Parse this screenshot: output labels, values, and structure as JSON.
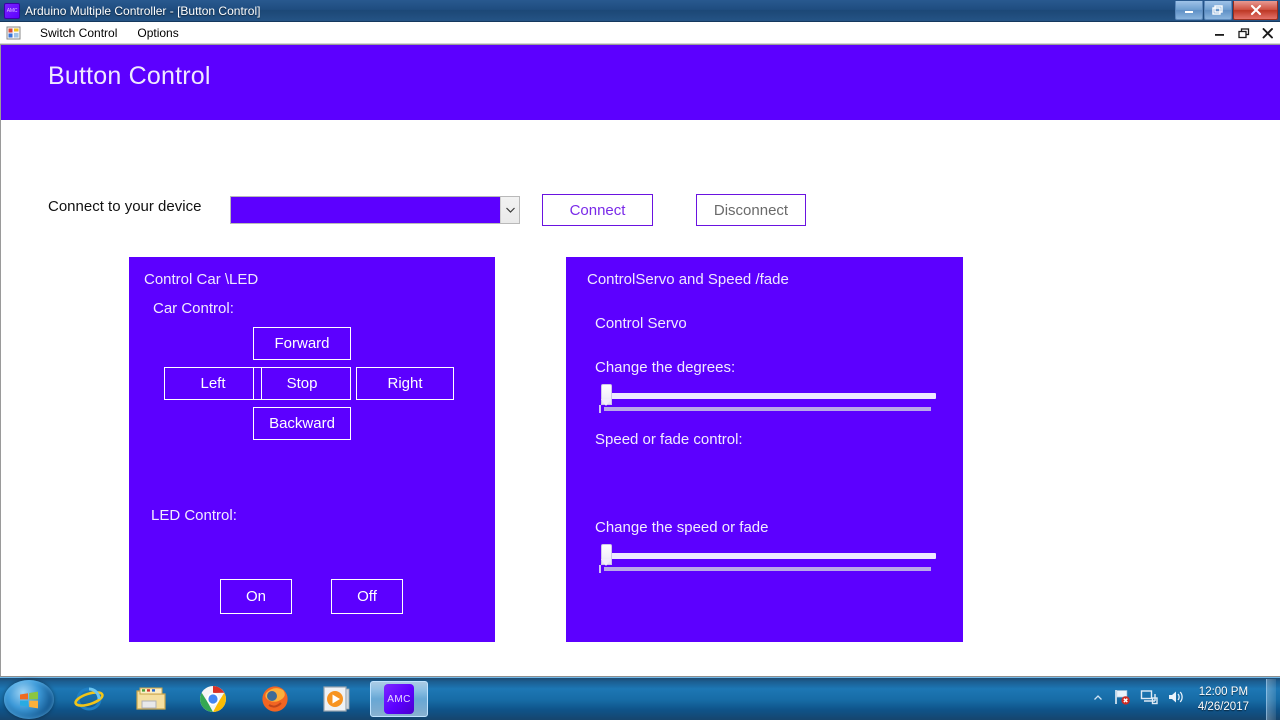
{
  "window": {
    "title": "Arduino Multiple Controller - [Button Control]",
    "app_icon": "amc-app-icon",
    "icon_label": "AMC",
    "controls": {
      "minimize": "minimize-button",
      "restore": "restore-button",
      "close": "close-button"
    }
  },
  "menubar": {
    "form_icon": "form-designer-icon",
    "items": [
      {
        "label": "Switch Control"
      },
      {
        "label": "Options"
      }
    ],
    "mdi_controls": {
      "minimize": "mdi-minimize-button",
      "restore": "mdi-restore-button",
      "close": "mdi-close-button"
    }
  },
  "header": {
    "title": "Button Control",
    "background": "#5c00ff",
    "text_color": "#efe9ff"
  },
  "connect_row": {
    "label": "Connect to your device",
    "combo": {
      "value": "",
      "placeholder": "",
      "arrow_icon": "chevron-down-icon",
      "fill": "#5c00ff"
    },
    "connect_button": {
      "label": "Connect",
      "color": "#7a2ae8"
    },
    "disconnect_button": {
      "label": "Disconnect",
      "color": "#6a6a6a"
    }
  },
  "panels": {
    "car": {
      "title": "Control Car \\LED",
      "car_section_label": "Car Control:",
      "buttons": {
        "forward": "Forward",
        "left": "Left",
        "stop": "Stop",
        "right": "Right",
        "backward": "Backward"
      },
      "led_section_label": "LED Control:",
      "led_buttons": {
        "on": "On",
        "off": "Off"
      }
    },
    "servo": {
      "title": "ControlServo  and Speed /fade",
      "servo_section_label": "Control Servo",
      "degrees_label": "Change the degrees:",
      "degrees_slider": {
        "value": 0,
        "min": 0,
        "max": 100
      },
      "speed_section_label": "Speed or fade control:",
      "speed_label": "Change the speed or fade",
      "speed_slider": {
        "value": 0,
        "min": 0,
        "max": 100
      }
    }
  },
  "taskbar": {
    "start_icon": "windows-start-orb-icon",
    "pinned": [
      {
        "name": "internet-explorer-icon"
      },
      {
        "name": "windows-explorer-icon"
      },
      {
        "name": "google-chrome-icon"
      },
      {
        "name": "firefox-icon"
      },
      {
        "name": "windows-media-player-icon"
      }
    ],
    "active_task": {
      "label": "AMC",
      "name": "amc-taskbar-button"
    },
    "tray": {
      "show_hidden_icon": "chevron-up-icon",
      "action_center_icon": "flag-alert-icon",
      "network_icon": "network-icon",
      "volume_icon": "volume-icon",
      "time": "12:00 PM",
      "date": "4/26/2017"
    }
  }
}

* Exercise: Leave the pictures out, and print every line of the listing exactly as written.

* Written answer:
Parse this screenshot: output labels, values, and structure as JSON.
{
  "window": {
    "title": "Arduino Multiple Controller - [Button Control]",
    "app_icon": "amc-app-icon",
    "icon_label": "AMC",
    "controls": {
      "minimize": "minimize-button",
      "restore": "restore-button",
      "close": "close-button"
    }
  },
  "menubar": {
    "form_icon": "form-designer-icon",
    "items": [
      {
        "label": "Switch Control"
      },
      {
        "label": "Options"
      }
    ],
    "mdi_controls": {
      "minimize": "mdi-minimize-button",
      "restore": "mdi-restore-button",
      "close": "mdi-close-button"
    }
  },
  "header": {
    "title": "Button Control",
    "background": "#5c00ff",
    "text_color": "#efe9ff"
  },
  "connect_row": {
    "label": "Connect to your device",
    "combo": {
      "value": "",
      "placeholder": "",
      "arrow_icon": "chevron-down-icon",
      "fill": "#5c00ff"
    },
    "connect_button": {
      "label": "Connect",
      "color": "#7a2ae8"
    },
    "disconnect_button": {
      "label": "Disconnect",
      "color": "#6a6a6a"
    }
  },
  "panels": {
    "car": {
      "title": "Control Car \\LED",
      "car_section_label": "Car Control:",
      "buttons": {
        "forward": "Forward",
        "left": "Left",
        "stop": "Stop",
        "right": "Right",
        "backward": "Backward"
      },
      "led_section_label": "LED Control:",
      "led_buttons": {
        "on": "On",
        "off": "Off"
      }
    },
    "servo": {
      "title": "ControlServo  and Speed /fade",
      "servo_section_label": "Control Servo",
      "degrees_label": "Change the degrees:",
      "degrees_slider": {
        "value": 0,
        "min": 0,
        "max": 100
      },
      "speed_section_label": "Speed or fade control:",
      "speed_label": "Change the speed or fade",
      "speed_slider": {
        "value": 0,
        "min": 0,
        "max": 100
      }
    }
  },
  "taskbar": {
    "start_icon": "windows-start-orb-icon",
    "pinned": [
      {
        "name": "internet-explorer-icon"
      },
      {
        "name": "windows-explorer-icon"
      },
      {
        "name": "google-chrome-icon"
      },
      {
        "name": "firefox-icon"
      },
      {
        "name": "windows-media-player-icon"
      }
    ],
    "active_task": {
      "label": "AMC",
      "name": "amc-taskbar-button"
    },
    "tray": {
      "show_hidden_icon": "chevron-up-icon",
      "action_center_icon": "flag-alert-icon",
      "network_icon": "network-icon",
      "volume_icon": "volume-icon",
      "time": "12:00 PM",
      "date": "4/26/2017"
    }
  }
}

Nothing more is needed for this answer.